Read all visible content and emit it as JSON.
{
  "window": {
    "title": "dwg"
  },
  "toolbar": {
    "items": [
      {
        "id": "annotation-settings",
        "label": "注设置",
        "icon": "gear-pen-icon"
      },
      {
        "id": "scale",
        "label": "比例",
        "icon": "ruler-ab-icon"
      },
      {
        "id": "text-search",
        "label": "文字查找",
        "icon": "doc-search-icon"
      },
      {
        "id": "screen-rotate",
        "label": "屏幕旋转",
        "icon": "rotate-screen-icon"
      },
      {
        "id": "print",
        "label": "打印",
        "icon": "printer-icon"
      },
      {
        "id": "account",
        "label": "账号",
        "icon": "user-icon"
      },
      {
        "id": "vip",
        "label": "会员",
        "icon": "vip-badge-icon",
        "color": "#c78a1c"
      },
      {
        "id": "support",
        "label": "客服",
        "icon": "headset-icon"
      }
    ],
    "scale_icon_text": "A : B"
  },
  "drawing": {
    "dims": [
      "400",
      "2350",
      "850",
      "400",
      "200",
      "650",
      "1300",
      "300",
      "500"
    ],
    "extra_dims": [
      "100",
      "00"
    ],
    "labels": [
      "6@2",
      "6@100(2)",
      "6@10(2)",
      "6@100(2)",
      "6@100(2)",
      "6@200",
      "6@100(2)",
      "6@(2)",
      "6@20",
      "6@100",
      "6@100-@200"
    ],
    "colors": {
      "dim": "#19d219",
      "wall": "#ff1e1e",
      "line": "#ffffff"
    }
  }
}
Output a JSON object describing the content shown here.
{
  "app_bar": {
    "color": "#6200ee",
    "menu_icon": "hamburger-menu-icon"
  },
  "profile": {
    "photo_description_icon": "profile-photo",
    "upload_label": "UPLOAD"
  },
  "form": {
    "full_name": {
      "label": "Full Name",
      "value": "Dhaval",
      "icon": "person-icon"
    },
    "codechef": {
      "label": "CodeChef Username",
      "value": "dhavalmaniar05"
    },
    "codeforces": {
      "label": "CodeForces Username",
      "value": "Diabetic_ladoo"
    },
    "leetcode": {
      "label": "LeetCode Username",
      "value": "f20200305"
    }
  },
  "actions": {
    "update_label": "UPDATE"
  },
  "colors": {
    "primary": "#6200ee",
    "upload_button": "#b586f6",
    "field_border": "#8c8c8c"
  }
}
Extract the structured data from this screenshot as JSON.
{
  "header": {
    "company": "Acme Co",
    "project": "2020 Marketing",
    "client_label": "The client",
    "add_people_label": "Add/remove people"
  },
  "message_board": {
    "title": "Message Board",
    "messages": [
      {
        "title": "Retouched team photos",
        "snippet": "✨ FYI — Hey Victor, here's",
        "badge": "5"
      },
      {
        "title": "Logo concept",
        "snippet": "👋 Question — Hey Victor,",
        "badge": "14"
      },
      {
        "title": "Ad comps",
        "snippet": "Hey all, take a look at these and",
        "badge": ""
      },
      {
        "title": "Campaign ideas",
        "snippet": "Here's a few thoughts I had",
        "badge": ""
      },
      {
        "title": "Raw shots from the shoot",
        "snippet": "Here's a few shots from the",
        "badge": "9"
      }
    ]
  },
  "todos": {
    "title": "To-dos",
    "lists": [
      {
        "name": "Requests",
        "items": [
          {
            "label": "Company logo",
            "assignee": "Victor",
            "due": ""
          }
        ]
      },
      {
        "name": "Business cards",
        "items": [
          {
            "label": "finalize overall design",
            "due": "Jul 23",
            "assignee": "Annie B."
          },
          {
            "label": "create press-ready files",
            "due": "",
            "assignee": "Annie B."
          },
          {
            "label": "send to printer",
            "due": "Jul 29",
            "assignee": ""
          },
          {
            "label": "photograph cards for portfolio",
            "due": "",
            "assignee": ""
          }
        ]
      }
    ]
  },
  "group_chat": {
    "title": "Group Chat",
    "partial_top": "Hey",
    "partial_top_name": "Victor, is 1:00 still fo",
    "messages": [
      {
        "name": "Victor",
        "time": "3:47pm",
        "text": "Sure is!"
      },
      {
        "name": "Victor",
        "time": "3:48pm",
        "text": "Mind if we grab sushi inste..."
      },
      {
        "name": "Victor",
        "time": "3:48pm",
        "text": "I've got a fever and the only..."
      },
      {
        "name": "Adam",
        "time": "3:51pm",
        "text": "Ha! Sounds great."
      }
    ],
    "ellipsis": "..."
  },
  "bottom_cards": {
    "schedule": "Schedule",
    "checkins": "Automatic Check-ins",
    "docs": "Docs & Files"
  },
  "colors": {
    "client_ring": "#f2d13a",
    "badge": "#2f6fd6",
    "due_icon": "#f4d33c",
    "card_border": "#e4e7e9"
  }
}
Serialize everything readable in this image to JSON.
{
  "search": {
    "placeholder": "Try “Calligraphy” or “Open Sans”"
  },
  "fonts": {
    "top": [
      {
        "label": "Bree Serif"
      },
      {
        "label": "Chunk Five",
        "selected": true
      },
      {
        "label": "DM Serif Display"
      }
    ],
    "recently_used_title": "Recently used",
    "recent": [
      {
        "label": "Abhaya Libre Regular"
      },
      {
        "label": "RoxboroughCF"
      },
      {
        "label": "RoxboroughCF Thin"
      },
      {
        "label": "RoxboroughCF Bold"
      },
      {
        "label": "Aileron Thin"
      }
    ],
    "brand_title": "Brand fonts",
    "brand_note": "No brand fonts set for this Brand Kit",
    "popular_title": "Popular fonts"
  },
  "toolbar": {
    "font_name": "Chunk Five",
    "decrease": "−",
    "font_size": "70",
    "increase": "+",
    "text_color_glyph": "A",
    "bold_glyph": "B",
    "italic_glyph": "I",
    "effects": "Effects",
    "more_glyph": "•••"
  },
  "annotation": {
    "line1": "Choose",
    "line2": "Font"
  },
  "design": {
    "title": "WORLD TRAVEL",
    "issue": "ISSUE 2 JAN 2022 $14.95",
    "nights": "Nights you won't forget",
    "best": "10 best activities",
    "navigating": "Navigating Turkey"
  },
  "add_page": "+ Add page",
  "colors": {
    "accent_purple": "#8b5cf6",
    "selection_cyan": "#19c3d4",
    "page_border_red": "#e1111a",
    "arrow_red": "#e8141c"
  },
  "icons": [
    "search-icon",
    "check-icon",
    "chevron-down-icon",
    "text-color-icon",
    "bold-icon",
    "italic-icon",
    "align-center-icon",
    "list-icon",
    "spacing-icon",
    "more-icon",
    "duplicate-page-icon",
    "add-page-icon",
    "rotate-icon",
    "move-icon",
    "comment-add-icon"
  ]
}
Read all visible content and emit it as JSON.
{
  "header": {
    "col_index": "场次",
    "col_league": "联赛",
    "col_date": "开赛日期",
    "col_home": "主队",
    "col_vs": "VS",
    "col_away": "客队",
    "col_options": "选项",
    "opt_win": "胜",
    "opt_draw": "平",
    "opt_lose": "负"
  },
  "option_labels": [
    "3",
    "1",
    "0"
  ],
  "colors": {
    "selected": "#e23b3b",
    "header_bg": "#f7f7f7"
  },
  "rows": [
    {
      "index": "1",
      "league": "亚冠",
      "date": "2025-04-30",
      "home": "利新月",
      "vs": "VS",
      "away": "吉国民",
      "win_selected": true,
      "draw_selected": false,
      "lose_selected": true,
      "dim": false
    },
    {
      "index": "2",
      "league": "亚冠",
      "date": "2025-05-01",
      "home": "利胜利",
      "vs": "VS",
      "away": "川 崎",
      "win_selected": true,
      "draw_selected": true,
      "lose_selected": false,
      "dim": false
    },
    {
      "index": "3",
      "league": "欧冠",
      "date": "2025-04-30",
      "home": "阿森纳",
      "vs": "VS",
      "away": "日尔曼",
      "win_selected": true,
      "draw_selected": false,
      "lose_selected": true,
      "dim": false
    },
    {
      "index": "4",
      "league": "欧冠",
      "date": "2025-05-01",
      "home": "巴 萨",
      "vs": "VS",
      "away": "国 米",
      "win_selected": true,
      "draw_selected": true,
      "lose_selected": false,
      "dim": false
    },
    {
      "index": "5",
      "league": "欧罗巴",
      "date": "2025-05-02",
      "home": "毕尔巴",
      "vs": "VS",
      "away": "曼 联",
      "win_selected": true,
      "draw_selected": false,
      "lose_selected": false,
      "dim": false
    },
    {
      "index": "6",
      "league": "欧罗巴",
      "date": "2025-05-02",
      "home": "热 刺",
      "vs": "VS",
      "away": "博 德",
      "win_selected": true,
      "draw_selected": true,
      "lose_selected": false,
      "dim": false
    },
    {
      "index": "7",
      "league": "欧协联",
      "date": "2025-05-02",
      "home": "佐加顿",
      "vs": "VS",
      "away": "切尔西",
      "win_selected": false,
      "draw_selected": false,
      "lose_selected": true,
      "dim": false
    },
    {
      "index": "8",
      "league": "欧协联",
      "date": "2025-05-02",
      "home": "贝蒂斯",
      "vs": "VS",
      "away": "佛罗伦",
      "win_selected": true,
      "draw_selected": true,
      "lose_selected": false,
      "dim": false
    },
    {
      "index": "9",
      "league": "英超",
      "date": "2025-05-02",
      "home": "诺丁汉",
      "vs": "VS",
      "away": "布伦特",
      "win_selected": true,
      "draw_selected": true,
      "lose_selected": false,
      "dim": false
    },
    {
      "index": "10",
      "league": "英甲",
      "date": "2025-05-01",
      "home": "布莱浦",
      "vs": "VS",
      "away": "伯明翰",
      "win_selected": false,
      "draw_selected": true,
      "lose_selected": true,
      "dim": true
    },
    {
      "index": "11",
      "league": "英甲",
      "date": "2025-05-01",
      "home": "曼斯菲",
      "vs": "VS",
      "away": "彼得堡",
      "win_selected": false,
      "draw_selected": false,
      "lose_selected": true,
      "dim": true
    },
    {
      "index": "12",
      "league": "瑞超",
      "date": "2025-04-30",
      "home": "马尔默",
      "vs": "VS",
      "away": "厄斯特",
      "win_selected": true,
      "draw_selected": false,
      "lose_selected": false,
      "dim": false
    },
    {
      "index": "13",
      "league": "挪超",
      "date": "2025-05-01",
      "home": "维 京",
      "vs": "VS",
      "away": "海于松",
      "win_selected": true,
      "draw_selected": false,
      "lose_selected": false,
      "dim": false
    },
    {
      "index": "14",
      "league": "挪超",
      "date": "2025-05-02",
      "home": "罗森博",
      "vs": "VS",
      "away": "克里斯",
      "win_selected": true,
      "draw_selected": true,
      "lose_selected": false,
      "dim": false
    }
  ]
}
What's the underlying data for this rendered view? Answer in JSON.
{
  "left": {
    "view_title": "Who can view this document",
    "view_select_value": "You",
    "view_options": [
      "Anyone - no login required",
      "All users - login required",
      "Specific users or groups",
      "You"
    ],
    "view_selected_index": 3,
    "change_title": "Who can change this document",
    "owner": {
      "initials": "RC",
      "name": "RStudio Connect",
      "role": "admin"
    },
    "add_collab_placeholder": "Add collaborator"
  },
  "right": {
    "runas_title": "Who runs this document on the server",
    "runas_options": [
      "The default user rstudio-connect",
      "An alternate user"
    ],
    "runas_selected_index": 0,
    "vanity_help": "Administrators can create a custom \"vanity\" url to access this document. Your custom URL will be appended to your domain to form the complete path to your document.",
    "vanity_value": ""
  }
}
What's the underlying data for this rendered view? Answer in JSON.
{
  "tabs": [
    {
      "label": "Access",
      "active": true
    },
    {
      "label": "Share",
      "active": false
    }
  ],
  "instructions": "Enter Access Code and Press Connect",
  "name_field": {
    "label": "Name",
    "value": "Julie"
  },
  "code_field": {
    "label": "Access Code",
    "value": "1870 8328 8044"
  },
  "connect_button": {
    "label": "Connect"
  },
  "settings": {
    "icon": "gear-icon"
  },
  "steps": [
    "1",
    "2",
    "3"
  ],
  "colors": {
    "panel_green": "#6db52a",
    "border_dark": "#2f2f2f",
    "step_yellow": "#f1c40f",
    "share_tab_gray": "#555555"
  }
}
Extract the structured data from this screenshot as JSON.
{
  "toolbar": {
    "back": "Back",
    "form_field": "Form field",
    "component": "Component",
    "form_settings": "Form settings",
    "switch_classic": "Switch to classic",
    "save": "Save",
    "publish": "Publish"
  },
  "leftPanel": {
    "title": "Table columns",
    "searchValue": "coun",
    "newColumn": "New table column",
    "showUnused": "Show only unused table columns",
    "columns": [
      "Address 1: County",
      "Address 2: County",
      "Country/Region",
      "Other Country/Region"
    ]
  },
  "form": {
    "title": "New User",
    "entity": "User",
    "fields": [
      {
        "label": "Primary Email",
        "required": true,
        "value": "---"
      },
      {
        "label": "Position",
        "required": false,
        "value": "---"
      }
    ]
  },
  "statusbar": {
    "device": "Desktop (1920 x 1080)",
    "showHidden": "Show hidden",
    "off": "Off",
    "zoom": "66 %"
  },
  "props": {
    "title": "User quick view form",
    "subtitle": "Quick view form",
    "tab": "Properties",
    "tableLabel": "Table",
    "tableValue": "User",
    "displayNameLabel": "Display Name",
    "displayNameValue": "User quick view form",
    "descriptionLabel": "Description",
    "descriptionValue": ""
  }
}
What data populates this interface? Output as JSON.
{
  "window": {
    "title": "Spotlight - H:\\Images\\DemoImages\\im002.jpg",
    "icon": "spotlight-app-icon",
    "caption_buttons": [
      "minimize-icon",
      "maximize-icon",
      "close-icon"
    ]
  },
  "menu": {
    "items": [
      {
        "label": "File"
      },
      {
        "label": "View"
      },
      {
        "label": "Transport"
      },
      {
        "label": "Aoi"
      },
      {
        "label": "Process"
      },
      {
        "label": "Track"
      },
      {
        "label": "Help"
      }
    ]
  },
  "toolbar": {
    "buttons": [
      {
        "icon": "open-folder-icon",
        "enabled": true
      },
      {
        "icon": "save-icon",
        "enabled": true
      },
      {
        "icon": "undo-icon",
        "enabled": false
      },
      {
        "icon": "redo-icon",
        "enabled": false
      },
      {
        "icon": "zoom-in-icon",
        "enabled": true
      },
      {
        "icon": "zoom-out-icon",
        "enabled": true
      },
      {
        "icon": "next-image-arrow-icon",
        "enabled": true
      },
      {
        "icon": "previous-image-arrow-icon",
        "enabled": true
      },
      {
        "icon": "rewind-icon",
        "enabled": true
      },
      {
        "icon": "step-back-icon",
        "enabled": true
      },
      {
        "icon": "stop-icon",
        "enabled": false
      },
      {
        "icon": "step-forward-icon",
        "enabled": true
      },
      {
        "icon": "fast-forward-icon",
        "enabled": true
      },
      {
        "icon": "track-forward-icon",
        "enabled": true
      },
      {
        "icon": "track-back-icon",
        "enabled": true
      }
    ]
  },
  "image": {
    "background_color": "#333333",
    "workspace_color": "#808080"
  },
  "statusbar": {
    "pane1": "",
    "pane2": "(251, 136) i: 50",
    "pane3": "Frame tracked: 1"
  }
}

* What you need to do:
Look over the material above and show each line where "time" appears.

* Exercise response:
        "time": "3:47pm",
        "time": "3:48pm",
        "time": "3:48pm",
        "time": "3:51pm",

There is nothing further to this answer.